■ **Written task**
All of the material below is to be retyped exactly.
====== Material shown
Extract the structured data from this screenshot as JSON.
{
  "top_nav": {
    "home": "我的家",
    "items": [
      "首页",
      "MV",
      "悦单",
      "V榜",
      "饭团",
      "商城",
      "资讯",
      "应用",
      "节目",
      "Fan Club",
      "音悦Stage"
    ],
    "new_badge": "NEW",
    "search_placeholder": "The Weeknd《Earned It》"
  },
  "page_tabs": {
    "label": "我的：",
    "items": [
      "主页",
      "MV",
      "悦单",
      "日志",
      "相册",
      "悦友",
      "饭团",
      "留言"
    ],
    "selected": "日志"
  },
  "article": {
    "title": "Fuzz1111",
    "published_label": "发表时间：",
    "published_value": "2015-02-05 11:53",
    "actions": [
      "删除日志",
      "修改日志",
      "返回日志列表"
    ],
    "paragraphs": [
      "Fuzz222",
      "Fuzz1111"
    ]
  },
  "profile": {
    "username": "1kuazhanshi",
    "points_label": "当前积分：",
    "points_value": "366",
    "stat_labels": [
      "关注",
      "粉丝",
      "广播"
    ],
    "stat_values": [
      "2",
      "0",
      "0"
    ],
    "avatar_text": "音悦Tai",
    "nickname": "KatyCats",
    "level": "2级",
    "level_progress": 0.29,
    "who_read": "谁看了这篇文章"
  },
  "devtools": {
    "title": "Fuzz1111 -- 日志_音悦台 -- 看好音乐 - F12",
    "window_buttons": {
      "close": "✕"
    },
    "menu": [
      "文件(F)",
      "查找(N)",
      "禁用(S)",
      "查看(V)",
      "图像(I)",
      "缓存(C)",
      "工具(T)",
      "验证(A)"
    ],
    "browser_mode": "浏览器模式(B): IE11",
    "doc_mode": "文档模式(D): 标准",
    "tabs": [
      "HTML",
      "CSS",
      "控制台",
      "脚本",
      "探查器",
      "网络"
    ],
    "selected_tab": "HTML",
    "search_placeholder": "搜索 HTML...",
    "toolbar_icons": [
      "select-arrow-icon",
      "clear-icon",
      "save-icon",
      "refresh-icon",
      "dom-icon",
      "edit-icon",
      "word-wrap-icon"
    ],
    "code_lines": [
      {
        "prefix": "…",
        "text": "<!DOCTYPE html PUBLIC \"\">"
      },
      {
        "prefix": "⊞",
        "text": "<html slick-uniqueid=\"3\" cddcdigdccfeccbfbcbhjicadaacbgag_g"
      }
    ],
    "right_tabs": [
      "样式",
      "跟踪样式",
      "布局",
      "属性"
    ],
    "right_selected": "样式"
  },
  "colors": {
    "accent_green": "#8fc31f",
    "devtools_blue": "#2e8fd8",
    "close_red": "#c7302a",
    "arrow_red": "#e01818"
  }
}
============
■ **The answer**
Extract the structured data from this screenshot as JSON.
{
  "top_nav": {
    "home": "我的家",
    "items": [
      "首页",
      "MV",
      "悦单",
      "V榜",
      "饭团",
      "商城",
      "资讯",
      "应用",
      "节目",
      "Fan Club",
      "音悦Stage"
    ],
    "new_badge": "NEW",
    "search_placeholder": "The Weeknd《Earned It》"
  },
  "page_tabs": {
    "label": "我的：",
    "items": [
      "主页",
      "MV",
      "悦单",
      "日志",
      "相册",
      "悦友",
      "饭团",
      "留言"
    ],
    "selected": "日志"
  },
  "article": {
    "title": "Fuzz1111",
    "published_label": "发表时间：",
    "published_value": "2015-02-05 11:53",
    "actions": [
      "删除日志",
      "修改日志",
      "返回日志列表"
    ],
    "paragraphs": [
      "Fuzz222",
      "Fuzz1111"
    ]
  },
  "profile": {
    "username": "1kuazhanshi",
    "points_label": "当前积分：",
    "points_value": "366",
    "stat_labels": [
      "关注",
      "粉丝",
      "广播"
    ],
    "stat_values": [
      "2",
      "0",
      "0"
    ],
    "avatar_text": "音悦Tai",
    "nickname": "KatyCats",
    "level": "2级",
    "level_progress": 0.29,
    "who_read": "谁看了这篇文章"
  },
  "devtools": {
    "title": "Fuzz1111 -- 日志_音悦台 -- 看好音乐 - F12",
    "window_buttons": {
      "close": "✕"
    },
    "menu": [
      "文件(F)",
      "查找(N)",
      "禁用(S)",
      "查看(V)",
      "图像(I)",
      "缓存(C)",
      "工具(T)",
      "验证(A)"
    ],
    "browser_mode": "浏览器模式(B): IE11",
    "doc_mode": "文档模式(D): 标准",
    "tabs": [
      "HTML",
      "CSS",
      "控制台",
      "脚本",
      "探查器",
      "网络"
    ],
    "selected_tab": "HTML",
    "search_placeholder": "搜索 HTML...",
    "toolbar_icons": [
      "select-arrow-icon",
      "clear-icon",
      "save-icon",
      "refresh-icon",
      "dom-icon",
      "edit-icon",
      "word-wrap-icon"
    ],
    "code_lines": [
      {
        "prefix": "…",
        "text": "<!DOCTYPE html PUBLIC \"\">"
      },
      {
        "prefix": "⊞",
        "text": "<html slick-uniqueid=\"3\" cddcdigdccfeccbfbcbhjicadaacbgag_g"
      }
    ],
    "right_tabs": [
      "样式",
      "跟踪样式",
      "布局",
      "属性"
    ],
    "right_selected": "样式"
  },
  "colors": {
    "accent_green": "#8fc31f",
    "devtools_blue": "#2e8fd8",
    "close_red": "#c7302a",
    "arrow_red": "#e01818"
  }
}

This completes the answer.